### [Saved data entries]
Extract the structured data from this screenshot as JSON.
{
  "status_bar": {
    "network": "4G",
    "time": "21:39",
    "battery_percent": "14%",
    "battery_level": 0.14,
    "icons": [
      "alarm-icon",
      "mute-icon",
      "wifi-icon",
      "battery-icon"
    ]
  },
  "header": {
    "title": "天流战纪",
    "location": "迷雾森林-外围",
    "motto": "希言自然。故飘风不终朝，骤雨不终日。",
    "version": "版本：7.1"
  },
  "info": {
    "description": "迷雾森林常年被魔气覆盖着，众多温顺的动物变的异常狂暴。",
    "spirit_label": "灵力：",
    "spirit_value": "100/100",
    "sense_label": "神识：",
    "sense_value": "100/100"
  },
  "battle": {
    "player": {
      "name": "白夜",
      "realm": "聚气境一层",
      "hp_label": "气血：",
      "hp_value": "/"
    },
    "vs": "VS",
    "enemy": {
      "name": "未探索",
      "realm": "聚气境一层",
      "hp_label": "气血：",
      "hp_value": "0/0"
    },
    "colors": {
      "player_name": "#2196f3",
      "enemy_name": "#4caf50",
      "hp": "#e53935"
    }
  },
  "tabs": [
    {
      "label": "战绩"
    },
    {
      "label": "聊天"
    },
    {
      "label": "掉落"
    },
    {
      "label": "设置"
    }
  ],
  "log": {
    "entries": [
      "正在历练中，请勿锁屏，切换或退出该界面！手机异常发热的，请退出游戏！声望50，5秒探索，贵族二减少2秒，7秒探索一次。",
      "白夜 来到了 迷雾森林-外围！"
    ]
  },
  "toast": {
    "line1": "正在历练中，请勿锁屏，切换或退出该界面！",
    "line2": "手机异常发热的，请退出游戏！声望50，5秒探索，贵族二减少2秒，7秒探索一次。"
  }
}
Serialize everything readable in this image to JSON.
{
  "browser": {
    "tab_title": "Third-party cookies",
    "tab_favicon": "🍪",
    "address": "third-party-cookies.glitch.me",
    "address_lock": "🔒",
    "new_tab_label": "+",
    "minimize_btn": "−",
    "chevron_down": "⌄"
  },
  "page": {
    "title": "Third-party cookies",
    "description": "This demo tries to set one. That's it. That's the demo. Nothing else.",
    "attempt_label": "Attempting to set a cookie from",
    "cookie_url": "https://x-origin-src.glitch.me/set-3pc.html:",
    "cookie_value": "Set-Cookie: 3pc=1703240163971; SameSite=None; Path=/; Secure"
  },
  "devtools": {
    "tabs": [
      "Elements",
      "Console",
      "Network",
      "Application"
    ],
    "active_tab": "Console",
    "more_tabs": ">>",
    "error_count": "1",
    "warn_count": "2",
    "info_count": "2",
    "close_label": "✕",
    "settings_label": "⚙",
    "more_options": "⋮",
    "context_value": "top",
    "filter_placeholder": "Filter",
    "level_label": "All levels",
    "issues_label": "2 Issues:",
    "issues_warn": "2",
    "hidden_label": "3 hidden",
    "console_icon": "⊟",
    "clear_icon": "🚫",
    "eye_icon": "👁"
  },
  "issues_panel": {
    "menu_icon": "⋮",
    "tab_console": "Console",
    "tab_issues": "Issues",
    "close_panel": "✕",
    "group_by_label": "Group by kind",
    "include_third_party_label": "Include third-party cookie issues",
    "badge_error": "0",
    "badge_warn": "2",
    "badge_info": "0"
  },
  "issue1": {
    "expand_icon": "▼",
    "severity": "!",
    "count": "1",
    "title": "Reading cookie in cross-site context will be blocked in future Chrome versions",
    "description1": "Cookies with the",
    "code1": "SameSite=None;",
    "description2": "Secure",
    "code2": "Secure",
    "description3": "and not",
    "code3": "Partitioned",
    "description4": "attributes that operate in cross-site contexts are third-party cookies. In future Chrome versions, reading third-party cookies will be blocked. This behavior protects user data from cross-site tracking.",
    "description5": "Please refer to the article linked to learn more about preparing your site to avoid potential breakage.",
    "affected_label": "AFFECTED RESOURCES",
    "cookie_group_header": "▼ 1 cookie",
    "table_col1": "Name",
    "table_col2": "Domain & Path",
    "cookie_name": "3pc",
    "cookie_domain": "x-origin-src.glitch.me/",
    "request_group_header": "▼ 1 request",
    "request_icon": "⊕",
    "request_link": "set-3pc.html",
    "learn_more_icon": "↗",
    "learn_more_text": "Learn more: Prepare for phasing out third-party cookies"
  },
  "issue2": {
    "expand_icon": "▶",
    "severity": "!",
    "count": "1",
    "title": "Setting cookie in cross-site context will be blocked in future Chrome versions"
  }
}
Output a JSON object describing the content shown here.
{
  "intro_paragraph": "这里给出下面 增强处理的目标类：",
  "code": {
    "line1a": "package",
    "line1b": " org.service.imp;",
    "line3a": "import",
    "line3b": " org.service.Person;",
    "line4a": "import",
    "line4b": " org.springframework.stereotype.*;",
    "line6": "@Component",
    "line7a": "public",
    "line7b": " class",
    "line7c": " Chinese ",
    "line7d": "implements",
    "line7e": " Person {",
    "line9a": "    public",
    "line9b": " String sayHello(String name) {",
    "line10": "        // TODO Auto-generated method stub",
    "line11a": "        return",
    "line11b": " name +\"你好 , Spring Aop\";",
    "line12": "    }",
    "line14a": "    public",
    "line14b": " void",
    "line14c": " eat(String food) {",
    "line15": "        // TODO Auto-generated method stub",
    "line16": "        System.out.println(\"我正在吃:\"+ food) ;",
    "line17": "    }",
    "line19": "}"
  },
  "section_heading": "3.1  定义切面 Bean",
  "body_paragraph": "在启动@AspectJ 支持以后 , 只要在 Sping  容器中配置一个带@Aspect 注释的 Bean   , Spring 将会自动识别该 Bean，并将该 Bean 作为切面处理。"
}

### [TASK STATEMENT]
Set down all of the entries exactly, please.

### [EXERCISE ANSWER]
Extract the structured data from this screenshot as JSON.
{
  "status_bar": {
    "network": "4G",
    "time": "21:39",
    "battery_percent": "14%",
    "battery_level": 0.14,
    "icons": [
      "alarm-icon",
      "mute-icon",
      "wifi-icon",
      "battery-icon"
    ]
  },
  "header": {
    "title": "天流战纪",
    "location": "迷雾森林-外围",
    "motto": "希言自然。故飘风不终朝，骤雨不终日。",
    "version": "版本：7.1"
  },
  "info": {
    "description": "迷雾森林常年被魔气覆盖着，众多温顺的动物变的异常狂暴。",
    "spirit_label": "灵力：",
    "spirit_value": "100/100",
    "sense_label": "神识：",
    "sense_value": "100/100"
  },
  "battle": {
    "player": {
      "name": "白夜",
      "realm": "聚气境一层",
      "hp_label": "气血：",
      "hp_value": "/"
    },
    "vs": "VS",
    "enemy": {
      "name": "未探索",
      "realm": "聚气境一层",
      "hp_label": "气血：",
      "hp_value": "0/0"
    },
    "colors": {
      "player_name": "#2196f3",
      "enemy_name": "#4caf50",
      "hp": "#e53935"
    }
  },
  "tabs": [
    {
      "label": "战绩"
    },
    {
      "label": "聊天"
    },
    {
      "label": "掉落"
    },
    {
      "label": "设置"
    }
  ],
  "log": {
    "entries": [
      "正在历练中，请勿锁屏，切换或退出该界面！手机异常发热的，请退出游戏！声望50，5秒探索，贵族二减少2秒，7秒探索一次。",
      "白夜 来到了 迷雾森林-外围！"
    ]
  },
  "toast": {
    "line1": "正在历练中，请勿锁屏，切换或退出该界面！",
    "line2": "手机异常发热的，请退出游戏！声望50，5秒探索，贵族二减少2秒，7秒探索一次。"
  }
}
Serialize everything readable in this image to JSON.
{
  "browser": {
    "tab_title": "Third-party cookies",
    "tab_favicon": "🍪",
    "address": "third-party-cookies.glitch.me",
    "address_lock": "🔒",
    "new_tab_label": "+",
    "minimize_btn": "−",
    "chevron_down": "⌄"
  },
  "page": {
    "title": "Third-party cookies",
    "description": "This demo tries to set one. That's it. That's the demo. Nothing else.",
    "attempt_label": "Attempting to set a cookie from",
    "cookie_url": "https://x-origin-src.glitch.me/set-3pc.html:",
    "cookie_value": "Set-Cookie: 3pc=1703240163971; SameSite=None; Path=/; Secure"
  },
  "devtools": {
    "tabs": [
      "Elements",
      "Console",
      "Network",
      "Application"
    ],
    "active_tab": "Console",
    "more_tabs": ">>",
    "error_count": "1",
    "warn_count": "2",
    "info_count": "2",
    "close_label": "✕",
    "settings_label": "⚙",
    "more_options": "⋮",
    "context_value": "top",
    "filter_placeholder": "Filter",
    "level_label": "All levels",
    "issues_label": "2 Issues:",
    "issues_warn": "2",
    "hidden_label": "3 hidden",
    "console_icon": "⊟",
    "clear_icon": "🚫",
    "eye_icon": "👁"
  },
  "issues_panel": {
    "menu_icon": "⋮",
    "tab_console": "Console",
    "tab_issues": "Issues",
    "close_panel": "✕",
    "group_by_label": "Group by kind",
    "include_third_party_label": "Include third-party cookie issues",
    "badge_error": "0",
    "badge_warn": "2",
    "badge_info": "0"
  },
  "issue1": {
    "expand_icon": "▼",
    "severity": "!",
    "count": "1",
    "title": "Reading cookie in cross-site context will be blocked in future Chrome versions",
    "description1": "Cookies with the",
    "code1": "SameSite=None;",
    "description2": "Secure",
    "code2": "Secure",
    "description3": "and not",
    "code3": "Partitioned",
    "description4": "attributes that operate in cross-site contexts are third-party cookies. In future Chrome versions, reading third-party cookies will be blocked. This behavior protects user data from cross-site tracking.",
    "description5": "Please refer to the article linked to learn more about preparing your site to avoid potential breakage.",
    "affected_label": "AFFECTED RESOURCES",
    "cookie_group_header": "▼ 1 cookie",
    "table_col1": "Name",
    "table_col2": "Domain & Path",
    "cookie_name": "3pc",
    "cookie_domain": "x-origin-src.glitch.me/",
    "request_group_header": "▼ 1 request",
    "request_icon": "⊕",
    "request_link": "set-3pc.html",
    "learn_more_icon": "↗",
    "learn_more_text": "Learn more: Prepare for phasing out third-party cookies"
  },
  "issue2": {
    "expand_icon": "▶",
    "severity": "!",
    "count": "1",
    "title": "Setting cookie in cross-site context will be blocked in future Chrome versions"
  }
}
Output a JSON object describing the content shown here.
{
  "intro_paragraph": "这里给出下面 增强处理的目标类：",
  "code": {
    "line1a": "package",
    "line1b": " org.service.imp;",
    "line3a": "import",
    "line3b": " org.service.Person;",
    "line4a": "import",
    "line4b": " org.springframework.stereotype.*;",
    "line6": "@Component",
    "line7a": "public",
    "line7b": " class",
    "line7c": " Chinese ",
    "line7d": "implements",
    "line7e": " Person {",
    "line9a": "    public",
    "line9b": " String sayHello(String name) {",
    "line10": "        // TODO Auto-generated method stub",
    "line11a": "        return",
    "line11b": " name +\"你好 , Spring Aop\";",
    "line12": "    }",
    "line14a": "    public",
    "line14b": " void",
    "line14c": " eat(String food) {",
    "line15": "        // TODO Auto-generated method stub",
    "line16": "        System.out.println(\"我正在吃:\"+ food) ;",
    "line17": "    }",
    "line19": "}"
  },
  "section_heading": "3.1  定义切面 Bean",
  "body_paragraph": "在启动@AspectJ 支持以后 , 只要在 Sping  容器中配置一个带@Aspect 注释的 Bean   , Spring 将会自动识别该 Bean，并将该 Bean 作为切面处理。"
}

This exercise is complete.